§ WORKING DATA:
* Begin *

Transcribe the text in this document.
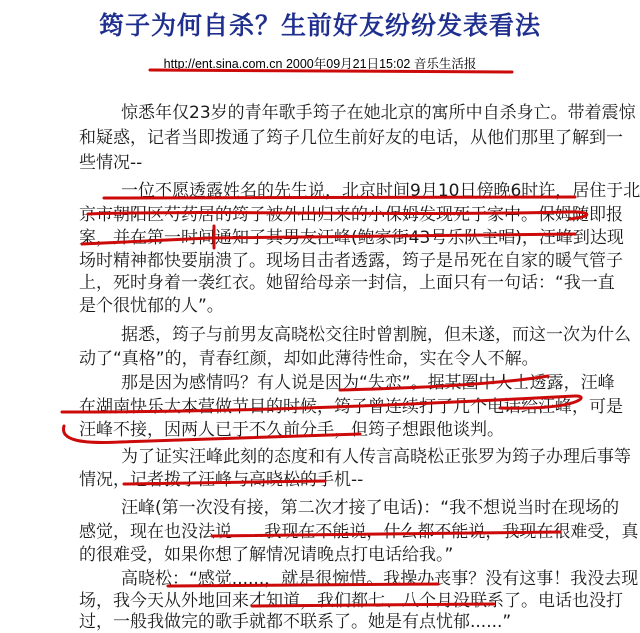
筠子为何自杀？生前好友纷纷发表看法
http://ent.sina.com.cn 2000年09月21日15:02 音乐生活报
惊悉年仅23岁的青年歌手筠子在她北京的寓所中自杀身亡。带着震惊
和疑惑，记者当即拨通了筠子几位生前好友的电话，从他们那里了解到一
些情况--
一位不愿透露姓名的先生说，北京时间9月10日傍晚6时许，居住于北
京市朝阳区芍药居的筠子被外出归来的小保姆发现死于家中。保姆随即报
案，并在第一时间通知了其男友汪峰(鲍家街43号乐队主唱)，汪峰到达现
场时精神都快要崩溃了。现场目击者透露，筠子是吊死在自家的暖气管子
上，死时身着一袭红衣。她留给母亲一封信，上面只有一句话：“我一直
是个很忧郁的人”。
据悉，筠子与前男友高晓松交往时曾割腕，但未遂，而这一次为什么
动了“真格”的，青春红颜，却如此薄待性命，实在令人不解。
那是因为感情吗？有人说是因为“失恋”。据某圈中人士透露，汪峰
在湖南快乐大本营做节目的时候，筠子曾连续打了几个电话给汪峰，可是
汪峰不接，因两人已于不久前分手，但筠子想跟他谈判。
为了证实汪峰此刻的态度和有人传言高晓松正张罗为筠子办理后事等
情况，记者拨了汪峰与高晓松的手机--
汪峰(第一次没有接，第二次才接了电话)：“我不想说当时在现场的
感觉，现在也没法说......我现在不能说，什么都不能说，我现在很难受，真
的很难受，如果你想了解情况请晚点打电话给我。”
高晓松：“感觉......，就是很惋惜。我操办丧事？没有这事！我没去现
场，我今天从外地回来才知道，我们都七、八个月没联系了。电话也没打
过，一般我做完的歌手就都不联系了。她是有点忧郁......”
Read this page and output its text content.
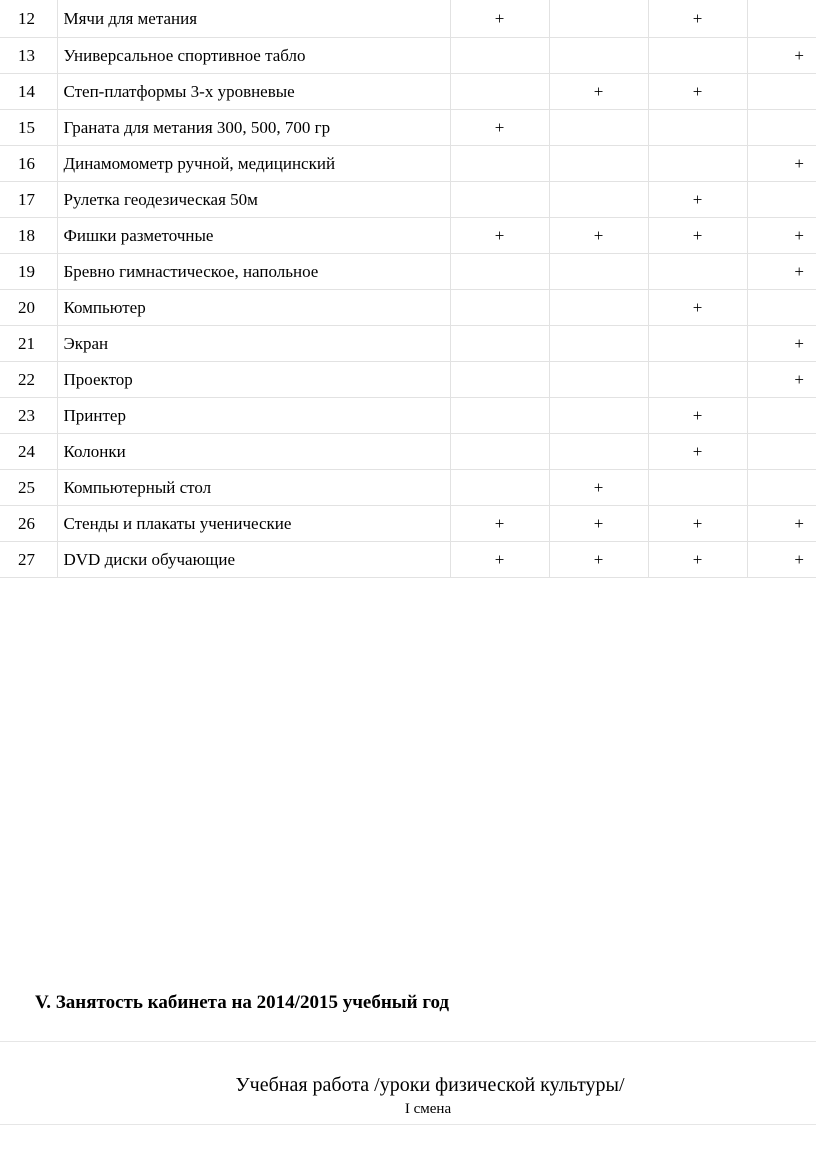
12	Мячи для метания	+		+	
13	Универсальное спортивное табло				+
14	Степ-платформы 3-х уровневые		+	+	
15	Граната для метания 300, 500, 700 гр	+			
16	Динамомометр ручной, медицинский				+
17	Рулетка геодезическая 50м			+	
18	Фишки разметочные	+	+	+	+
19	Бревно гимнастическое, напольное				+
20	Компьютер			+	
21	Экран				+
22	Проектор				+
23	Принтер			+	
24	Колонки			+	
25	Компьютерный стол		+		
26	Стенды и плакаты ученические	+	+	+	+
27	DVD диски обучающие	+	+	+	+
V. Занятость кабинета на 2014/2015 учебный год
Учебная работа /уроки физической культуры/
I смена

* End *

§ EXERCISE:
Select every line of the material above holding the word "text" and copy it.

§ FULL ANSWER:
Transcribe the text in this document.
Read this page and output its text content.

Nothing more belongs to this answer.